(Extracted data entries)
#####
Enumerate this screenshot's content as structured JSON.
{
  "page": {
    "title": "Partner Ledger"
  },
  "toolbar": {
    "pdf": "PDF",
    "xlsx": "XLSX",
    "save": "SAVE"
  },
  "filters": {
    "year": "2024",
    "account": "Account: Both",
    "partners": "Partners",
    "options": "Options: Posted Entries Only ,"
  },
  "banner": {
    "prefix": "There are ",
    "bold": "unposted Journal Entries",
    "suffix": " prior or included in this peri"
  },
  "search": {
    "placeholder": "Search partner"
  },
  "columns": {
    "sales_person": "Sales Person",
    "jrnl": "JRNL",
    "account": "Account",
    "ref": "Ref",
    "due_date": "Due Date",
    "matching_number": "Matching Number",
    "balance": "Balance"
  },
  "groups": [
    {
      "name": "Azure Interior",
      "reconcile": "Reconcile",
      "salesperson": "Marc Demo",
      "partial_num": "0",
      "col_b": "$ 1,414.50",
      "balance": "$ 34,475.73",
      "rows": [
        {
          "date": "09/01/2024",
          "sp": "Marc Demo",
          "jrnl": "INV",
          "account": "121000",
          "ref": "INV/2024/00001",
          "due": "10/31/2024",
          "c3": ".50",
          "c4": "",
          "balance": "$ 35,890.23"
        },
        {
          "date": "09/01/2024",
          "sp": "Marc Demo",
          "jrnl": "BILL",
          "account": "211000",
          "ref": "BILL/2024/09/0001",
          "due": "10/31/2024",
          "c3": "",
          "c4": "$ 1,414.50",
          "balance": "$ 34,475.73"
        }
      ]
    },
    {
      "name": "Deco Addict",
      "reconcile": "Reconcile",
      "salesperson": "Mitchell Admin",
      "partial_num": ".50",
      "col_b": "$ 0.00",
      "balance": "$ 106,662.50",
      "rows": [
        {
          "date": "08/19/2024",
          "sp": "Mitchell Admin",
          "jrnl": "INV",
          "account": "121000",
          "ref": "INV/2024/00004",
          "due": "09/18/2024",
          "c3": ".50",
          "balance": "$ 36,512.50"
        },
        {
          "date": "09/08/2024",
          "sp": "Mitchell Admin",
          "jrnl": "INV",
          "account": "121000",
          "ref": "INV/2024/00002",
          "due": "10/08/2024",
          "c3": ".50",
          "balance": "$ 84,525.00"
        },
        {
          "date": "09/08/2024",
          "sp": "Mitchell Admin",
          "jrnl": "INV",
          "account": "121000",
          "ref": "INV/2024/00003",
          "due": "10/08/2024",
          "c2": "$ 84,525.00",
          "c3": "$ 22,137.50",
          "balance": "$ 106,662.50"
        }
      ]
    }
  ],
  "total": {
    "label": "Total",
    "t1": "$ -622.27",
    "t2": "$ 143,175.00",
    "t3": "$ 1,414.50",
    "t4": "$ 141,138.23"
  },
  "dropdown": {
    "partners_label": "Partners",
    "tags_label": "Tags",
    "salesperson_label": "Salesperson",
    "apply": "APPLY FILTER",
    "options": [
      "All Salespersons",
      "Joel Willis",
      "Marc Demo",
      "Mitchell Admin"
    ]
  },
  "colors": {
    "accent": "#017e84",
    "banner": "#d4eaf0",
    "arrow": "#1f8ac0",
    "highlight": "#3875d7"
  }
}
#####
Pick out each line containing "Marc" and report it.

*RESULT FOR THIS TASK*:
      "salesperson": "Marc Demo",
          "sp": "Marc Demo",
          "sp": "Marc Demo",
      "Marc Demo",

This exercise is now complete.